** Objective **
Spot each line that carries the word "offer"; copy those lines.
══ Stored rows
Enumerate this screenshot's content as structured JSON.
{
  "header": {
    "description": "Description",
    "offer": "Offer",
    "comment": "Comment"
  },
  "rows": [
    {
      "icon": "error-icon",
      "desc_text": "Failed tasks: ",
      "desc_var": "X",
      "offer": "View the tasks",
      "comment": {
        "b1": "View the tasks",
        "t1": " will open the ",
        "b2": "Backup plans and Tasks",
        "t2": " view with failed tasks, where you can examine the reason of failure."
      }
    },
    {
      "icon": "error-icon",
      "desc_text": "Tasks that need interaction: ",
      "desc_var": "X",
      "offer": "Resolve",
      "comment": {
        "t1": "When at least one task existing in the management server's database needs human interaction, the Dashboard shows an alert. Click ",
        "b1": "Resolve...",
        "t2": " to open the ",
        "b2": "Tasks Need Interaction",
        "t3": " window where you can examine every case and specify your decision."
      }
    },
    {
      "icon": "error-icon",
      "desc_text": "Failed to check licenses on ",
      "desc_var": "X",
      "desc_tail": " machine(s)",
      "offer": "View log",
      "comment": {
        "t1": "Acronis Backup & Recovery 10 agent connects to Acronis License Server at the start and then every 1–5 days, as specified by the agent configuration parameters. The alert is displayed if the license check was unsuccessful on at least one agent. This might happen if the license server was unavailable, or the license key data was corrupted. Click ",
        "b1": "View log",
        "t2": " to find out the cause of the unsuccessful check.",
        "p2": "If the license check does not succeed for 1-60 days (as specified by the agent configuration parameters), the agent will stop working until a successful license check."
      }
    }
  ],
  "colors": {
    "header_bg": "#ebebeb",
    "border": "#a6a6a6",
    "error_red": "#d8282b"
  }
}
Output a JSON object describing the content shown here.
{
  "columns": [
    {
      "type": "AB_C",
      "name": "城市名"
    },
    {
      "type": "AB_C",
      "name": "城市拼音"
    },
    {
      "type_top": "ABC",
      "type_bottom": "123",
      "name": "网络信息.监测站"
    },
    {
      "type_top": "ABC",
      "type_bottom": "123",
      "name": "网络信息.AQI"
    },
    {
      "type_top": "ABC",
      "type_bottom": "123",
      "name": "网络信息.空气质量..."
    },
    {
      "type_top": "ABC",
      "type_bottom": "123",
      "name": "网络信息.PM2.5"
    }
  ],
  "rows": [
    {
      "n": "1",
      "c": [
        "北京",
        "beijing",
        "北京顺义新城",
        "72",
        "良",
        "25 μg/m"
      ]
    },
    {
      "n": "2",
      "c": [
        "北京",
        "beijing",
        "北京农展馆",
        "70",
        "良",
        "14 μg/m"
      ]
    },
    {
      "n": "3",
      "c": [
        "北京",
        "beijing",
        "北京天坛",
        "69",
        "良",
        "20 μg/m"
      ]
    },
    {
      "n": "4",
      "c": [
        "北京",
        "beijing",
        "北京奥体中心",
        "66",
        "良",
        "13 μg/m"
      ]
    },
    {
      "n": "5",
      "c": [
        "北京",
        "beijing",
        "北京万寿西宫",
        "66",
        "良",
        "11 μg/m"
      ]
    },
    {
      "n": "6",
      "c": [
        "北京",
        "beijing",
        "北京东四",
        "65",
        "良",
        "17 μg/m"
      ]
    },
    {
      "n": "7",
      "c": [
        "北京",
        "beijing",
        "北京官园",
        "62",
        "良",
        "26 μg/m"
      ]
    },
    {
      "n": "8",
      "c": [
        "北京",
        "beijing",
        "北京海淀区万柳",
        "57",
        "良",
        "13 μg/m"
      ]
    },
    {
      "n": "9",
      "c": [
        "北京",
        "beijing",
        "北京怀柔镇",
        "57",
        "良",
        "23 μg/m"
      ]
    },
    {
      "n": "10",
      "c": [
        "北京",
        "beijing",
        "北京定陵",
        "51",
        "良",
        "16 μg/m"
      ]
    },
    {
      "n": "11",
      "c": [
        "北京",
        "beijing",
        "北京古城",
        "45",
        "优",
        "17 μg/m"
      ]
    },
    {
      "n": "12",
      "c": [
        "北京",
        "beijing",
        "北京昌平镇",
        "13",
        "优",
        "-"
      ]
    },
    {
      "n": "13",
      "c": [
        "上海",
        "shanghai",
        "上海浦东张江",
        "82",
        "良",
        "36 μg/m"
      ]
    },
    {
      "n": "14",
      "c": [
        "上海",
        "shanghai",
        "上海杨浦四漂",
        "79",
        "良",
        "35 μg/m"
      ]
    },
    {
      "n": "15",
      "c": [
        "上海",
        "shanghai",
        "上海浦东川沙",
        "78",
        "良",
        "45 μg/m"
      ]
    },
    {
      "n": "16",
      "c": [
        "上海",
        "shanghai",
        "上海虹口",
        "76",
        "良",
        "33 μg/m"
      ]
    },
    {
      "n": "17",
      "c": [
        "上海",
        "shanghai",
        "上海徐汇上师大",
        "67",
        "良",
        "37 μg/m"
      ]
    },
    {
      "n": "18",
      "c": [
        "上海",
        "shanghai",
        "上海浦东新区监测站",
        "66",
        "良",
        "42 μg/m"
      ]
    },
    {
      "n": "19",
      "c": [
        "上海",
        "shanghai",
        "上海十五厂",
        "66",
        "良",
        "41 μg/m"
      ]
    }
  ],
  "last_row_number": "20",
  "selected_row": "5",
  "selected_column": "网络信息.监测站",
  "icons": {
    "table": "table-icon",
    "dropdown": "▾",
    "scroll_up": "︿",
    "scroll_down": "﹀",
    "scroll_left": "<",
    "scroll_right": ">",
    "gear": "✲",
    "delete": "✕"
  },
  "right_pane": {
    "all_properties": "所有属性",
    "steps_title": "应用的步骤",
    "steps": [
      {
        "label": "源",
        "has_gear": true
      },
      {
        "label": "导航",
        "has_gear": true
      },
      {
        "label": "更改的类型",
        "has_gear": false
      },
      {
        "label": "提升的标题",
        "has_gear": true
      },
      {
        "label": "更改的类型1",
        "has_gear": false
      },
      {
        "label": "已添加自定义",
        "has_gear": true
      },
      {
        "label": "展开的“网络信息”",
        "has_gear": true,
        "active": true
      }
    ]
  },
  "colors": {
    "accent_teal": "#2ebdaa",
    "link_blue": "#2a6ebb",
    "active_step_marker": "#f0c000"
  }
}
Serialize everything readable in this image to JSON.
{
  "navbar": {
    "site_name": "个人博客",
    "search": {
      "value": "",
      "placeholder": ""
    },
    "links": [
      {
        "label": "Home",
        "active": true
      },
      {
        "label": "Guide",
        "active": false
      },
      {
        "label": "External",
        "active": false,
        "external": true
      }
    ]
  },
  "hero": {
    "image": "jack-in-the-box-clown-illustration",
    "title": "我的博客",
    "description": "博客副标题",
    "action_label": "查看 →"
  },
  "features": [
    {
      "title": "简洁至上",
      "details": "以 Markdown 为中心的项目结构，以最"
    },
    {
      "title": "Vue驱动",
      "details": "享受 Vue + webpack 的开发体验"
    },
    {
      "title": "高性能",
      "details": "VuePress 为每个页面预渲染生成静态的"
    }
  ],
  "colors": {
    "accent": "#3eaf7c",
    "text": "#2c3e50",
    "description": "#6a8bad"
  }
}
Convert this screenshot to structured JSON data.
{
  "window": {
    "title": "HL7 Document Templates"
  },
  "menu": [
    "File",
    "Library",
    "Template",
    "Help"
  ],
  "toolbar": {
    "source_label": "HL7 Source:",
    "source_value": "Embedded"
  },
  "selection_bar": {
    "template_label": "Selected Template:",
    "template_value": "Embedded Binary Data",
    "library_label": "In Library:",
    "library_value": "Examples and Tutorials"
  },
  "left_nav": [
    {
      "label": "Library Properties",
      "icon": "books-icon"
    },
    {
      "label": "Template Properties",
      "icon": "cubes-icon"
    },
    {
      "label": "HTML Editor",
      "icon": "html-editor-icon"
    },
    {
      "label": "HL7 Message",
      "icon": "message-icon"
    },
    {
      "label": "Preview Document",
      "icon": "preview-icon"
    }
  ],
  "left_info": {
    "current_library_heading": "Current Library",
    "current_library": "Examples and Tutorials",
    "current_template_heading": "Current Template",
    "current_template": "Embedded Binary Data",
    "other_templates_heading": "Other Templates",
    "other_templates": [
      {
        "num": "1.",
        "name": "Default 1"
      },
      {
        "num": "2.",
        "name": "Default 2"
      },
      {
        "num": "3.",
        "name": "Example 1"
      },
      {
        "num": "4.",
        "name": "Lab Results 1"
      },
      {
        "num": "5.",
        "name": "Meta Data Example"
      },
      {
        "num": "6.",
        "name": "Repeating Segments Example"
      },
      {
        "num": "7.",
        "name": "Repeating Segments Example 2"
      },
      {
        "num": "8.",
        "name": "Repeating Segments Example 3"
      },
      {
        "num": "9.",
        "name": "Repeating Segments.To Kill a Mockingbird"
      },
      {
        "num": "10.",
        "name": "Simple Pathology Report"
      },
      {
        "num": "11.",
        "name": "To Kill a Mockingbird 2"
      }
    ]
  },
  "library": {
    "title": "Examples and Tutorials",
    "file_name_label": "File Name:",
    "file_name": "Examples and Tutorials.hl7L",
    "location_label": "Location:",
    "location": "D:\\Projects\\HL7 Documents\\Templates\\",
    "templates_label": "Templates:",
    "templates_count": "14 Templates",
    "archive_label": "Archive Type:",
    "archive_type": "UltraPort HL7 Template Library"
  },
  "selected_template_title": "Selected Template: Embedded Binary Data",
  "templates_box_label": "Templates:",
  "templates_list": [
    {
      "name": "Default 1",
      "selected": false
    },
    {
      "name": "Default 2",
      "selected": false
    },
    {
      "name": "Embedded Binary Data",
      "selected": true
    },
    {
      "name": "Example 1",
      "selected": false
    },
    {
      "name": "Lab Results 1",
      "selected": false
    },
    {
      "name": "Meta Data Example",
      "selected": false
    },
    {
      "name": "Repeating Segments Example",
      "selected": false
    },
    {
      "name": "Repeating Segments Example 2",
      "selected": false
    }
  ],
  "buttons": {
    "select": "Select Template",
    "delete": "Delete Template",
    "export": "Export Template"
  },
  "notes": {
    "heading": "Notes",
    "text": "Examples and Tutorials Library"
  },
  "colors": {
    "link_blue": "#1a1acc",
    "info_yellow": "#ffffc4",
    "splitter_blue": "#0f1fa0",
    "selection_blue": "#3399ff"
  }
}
════
** Result for this exercise **
    "offer": "Offer",
      "offer": "View the tasks",
      "offer": "Resolve",
      "offer": "View log",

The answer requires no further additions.